Each entry below is to be transcribed exactly.

Start Extracted entries

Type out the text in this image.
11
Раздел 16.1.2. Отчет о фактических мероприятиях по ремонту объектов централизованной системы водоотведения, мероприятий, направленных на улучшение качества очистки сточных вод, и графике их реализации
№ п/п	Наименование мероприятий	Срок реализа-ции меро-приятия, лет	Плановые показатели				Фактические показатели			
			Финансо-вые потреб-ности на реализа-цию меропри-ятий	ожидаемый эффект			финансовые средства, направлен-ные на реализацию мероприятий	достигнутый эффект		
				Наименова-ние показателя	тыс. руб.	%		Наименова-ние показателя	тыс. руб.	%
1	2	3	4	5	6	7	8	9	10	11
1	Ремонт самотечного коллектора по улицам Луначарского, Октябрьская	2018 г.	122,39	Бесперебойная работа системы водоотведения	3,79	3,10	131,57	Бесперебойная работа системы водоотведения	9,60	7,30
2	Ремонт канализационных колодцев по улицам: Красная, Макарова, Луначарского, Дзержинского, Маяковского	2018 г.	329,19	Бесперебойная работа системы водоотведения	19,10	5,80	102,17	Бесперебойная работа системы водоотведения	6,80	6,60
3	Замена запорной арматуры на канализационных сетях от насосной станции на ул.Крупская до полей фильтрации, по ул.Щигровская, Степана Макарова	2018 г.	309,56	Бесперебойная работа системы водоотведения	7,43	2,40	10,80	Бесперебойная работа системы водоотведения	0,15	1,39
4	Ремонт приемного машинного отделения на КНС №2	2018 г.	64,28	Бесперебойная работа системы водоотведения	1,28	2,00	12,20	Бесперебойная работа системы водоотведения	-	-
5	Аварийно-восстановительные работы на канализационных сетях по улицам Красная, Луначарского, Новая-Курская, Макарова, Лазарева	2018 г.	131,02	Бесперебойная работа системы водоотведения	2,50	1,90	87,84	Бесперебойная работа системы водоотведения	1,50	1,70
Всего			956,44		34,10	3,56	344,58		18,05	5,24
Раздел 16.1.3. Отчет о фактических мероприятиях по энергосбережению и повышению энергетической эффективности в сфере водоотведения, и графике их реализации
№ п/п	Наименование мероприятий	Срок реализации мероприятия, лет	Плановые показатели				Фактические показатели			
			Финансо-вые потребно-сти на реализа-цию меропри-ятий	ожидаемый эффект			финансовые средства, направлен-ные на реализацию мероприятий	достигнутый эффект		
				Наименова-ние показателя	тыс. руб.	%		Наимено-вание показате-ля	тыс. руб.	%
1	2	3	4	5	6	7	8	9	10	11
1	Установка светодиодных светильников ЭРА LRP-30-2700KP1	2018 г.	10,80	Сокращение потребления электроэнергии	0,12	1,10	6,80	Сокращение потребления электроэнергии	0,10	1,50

End Extracted entries

▸ Exercise solution:
Type out the text in this image.
11
Раздел 16.1.2. Отчет о фактических мероприятиях по ремонту объектов централизованной системы водоотведения, мероприятий, направленных на улучшение качества очистки сточных вод, и графике их реализации
№ п/п	Наименование мероприятий	Срок реализа-ции меро-приятия, лет	Плановые показатели				Фактические показатели			
			Финансо-вые потреб-ности на реализа-цию меропри-ятий	ожидаемый эффект			финансовые средства, направлен-ные на реализацию мероприятий	достигнутый эффект		
				Наименова-ние показателя	тыс. руб.	%		Наименова-ние показателя	тыс. руб.	%
1	2	3	4	5	6	7	8	9	10	11
1	Ремонт самотечного коллектора по улицам Луначарского, Октябрьская	2018 г.	122,39	Бесперебойная работа системы водоотведения	3,79	3,10	131,57	Бесперебойная работа системы водоотведения	9,60	7,30
2	Ремонт канализационных колодцев по улицам: Красная, Макарова, Луначарского, Дзержинского, Маяковского	2018 г.	329,19	Бесперебойная работа системы водоотведения	19,10	5,80	102,17	Бесперебойная работа системы водоотведения	6,80	6,60
3	Замена запорной арматуры на канализационных сетях от насосной станции на ул.Крупская до полей фильтрации, по ул.Щигровская, Степана Макарова	2018 г.	309,56	Бесперебойная работа системы водоотведения	7,43	2,40	10,80	Бесперебойная работа системы водоотведения	0,15	1,39
4	Ремонт приемного машинного отделения на КНС №2	2018 г.	64,28	Бесперебойная работа системы водоотведения	1,28	2,00	12,20	Бесперебойная работа системы водоотведения	-	-
5	Аварийно-восстановительные работы на канализационных сетях по улицам Красная, Луначарского, Новая-Курская, Макарова, Лазарева	2018 г.	131,02	Бесперебойная работа системы водоотведения	2,50	1,90	87,84	Бесперебойная работа системы водоотведения	1,50	1,70
Всего			956,44		34,10	3,56	344,58		18,05	5,24
Раздел 16.1.3. Отчет о фактических мероприятиях по энергосбережению и повышению энергетической эффективности в сфере водоотведения, и графике их реализации
№ п/п	Наименование мероприятий	Срок реализации мероприятия, лет	Плановые показатели				Фактические показатели			
			Финансо-вые потребно-сти на реализа-цию меропри-ятий	ожидаемый эффект			финансовые средства, направлен-ные на реализацию мероприятий	достигнутый эффект		
				Наименова-ние показателя	тыс. руб.	%		Наимено-вание показате-ля	тыс. руб.	%
1	2	3	4	5	6	7	8	9	10	11
1	Установка светодиодных светильников ЭРА LRP-30-2700KP1	2018 г.	10,80	Сокращение потребления электроэнергии	0,12	1,10	6,80	Сокращение потребления электроэнергии	0,10	1,50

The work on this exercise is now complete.